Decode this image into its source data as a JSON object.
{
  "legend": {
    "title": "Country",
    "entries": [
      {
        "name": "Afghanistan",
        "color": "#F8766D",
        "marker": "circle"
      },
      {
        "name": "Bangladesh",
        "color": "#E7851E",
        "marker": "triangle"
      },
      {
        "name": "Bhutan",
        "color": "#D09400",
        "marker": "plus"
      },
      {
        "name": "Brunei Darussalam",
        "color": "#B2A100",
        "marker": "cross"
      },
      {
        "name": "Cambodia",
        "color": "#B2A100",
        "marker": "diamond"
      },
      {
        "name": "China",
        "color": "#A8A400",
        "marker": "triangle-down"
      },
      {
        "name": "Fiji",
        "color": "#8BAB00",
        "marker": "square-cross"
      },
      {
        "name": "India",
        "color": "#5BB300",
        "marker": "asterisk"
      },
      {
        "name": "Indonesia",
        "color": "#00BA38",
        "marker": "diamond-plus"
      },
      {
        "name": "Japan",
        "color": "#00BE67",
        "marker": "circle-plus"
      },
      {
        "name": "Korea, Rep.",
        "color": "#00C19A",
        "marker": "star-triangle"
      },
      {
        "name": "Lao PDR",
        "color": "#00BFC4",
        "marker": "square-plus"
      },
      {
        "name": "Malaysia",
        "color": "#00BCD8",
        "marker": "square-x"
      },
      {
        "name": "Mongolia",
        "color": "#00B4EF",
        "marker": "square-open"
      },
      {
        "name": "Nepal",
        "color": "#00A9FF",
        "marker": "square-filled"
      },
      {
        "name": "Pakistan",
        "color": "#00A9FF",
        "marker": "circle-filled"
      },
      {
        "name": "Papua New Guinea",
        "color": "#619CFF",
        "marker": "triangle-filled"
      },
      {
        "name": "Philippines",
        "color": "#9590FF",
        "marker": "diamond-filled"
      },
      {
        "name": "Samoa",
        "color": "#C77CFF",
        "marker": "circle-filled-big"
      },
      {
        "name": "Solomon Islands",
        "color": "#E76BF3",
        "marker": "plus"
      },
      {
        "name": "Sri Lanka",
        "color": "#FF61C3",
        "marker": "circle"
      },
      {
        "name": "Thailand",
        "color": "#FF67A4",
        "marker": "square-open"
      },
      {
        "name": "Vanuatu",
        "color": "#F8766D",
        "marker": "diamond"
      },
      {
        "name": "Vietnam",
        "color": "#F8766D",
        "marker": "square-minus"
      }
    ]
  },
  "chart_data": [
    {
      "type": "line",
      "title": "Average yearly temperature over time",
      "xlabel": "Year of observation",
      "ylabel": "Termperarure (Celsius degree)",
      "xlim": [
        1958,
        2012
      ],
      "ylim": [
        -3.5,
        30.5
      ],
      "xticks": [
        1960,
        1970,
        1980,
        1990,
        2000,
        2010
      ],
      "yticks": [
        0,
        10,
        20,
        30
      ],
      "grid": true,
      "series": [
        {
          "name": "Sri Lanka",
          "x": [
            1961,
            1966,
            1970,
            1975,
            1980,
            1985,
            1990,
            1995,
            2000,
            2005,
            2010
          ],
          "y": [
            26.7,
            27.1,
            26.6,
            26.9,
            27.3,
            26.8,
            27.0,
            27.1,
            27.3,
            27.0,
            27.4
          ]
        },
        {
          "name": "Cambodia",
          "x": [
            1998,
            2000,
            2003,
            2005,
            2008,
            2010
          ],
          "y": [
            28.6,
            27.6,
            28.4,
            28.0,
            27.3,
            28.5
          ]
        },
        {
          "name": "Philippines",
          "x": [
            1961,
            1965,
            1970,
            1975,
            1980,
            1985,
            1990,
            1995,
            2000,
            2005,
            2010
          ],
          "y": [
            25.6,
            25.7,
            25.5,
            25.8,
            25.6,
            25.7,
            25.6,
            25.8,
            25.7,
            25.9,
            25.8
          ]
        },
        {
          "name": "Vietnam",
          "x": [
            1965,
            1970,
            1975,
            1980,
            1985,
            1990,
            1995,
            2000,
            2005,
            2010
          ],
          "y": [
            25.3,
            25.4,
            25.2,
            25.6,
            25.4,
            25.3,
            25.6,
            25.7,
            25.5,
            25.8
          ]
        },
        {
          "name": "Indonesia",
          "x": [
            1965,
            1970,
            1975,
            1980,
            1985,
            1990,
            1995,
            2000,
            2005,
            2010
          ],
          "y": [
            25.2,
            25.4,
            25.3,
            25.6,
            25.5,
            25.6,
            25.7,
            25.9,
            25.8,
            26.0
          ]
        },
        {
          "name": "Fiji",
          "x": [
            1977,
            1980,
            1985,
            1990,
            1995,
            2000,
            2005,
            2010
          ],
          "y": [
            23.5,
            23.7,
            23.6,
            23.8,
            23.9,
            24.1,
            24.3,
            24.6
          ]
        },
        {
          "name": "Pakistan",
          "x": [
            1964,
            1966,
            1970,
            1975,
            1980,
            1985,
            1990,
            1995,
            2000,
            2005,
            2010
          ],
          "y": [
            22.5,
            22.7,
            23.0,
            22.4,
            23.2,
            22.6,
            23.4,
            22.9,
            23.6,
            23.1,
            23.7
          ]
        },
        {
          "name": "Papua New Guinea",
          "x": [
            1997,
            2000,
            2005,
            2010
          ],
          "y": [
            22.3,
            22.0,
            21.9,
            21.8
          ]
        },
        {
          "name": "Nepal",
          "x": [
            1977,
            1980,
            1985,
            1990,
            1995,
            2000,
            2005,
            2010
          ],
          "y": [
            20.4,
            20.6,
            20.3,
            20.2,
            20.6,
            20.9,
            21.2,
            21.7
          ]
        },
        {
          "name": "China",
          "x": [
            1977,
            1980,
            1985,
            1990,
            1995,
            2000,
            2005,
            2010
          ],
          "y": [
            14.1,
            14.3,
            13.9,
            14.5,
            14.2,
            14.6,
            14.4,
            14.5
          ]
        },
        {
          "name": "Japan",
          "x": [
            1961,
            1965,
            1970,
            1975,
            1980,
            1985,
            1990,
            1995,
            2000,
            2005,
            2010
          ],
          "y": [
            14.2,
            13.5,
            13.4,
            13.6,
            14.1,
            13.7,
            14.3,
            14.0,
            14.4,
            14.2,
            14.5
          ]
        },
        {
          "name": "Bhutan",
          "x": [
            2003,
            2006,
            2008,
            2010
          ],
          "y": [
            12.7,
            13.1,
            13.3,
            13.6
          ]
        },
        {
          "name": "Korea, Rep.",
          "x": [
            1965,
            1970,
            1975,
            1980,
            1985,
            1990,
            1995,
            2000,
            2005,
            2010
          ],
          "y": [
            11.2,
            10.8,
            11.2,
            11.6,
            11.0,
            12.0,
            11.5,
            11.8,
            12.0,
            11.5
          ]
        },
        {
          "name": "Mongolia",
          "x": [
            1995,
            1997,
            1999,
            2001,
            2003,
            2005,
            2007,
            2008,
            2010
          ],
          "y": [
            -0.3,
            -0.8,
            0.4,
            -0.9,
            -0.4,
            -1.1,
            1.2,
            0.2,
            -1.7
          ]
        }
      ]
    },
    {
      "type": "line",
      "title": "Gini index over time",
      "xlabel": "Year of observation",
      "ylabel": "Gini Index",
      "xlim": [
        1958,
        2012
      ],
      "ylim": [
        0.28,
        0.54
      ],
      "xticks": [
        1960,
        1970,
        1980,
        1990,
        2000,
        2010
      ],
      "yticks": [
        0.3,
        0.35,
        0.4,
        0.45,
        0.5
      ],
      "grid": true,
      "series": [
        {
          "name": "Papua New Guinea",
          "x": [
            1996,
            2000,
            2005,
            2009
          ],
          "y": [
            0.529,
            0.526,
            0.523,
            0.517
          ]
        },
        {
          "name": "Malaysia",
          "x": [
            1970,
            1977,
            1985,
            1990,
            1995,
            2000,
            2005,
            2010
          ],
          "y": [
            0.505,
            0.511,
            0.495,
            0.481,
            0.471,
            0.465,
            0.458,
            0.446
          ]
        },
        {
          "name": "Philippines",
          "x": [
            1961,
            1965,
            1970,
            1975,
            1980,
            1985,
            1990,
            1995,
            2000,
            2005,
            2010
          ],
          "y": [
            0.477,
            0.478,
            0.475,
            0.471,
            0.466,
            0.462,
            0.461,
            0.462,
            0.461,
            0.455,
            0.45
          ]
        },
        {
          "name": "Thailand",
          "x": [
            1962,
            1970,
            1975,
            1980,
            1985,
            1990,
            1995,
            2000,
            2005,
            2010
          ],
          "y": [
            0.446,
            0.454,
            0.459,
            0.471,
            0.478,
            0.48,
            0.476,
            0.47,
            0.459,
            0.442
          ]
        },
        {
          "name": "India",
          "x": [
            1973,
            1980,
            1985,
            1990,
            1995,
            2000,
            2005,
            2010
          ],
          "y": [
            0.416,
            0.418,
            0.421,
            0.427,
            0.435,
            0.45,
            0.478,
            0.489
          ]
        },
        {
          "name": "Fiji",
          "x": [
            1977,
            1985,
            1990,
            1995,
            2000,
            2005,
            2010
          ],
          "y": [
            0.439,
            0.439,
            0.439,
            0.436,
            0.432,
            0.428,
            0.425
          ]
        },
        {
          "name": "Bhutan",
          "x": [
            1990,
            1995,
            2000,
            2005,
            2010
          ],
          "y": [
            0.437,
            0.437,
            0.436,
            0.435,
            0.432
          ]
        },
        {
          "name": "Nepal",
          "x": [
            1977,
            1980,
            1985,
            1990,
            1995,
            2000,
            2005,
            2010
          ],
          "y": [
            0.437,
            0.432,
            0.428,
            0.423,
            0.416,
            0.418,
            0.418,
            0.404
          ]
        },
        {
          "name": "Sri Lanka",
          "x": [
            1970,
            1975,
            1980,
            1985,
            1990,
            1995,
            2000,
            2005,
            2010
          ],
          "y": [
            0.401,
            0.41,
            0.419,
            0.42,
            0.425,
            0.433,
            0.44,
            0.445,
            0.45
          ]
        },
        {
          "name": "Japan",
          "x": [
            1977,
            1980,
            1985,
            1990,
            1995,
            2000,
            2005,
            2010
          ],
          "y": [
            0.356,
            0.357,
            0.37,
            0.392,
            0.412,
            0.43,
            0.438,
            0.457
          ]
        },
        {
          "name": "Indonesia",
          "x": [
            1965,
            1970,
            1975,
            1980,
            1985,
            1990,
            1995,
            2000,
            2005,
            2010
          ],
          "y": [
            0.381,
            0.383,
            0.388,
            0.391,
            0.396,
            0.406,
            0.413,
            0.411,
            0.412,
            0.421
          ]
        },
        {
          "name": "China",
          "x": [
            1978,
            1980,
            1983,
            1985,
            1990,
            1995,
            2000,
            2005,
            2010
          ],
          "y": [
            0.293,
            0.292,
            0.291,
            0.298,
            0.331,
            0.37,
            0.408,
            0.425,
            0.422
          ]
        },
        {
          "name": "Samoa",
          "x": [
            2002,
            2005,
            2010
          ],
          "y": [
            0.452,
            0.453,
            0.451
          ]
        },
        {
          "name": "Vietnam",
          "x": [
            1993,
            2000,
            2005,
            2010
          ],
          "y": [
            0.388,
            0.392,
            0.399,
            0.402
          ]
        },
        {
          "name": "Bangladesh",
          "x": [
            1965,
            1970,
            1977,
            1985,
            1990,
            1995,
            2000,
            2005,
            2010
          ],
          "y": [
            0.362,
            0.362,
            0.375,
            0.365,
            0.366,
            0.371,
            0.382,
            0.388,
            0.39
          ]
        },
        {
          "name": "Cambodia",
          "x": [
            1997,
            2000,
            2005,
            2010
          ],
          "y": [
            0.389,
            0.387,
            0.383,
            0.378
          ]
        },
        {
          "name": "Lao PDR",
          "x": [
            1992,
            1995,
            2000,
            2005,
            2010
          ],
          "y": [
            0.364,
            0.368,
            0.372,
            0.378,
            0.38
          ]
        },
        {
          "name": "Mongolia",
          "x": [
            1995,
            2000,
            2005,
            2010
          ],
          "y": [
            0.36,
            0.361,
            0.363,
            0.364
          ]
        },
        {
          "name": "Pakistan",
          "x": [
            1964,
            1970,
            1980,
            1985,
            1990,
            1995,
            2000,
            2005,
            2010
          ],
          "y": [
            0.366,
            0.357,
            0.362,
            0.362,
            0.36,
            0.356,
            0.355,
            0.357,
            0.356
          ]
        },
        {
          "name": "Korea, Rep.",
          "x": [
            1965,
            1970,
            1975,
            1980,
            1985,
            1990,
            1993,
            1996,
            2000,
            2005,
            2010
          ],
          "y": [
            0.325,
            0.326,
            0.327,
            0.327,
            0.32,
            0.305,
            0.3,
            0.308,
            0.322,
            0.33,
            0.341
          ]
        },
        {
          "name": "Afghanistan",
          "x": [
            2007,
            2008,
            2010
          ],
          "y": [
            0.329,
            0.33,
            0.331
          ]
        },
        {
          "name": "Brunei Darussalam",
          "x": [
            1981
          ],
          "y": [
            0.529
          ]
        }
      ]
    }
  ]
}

- _STATED PROBLEM_:
What is the number of lines in the records that contain "diamond"? Give that number only.

- _EXPECTED OUTPUT_:
4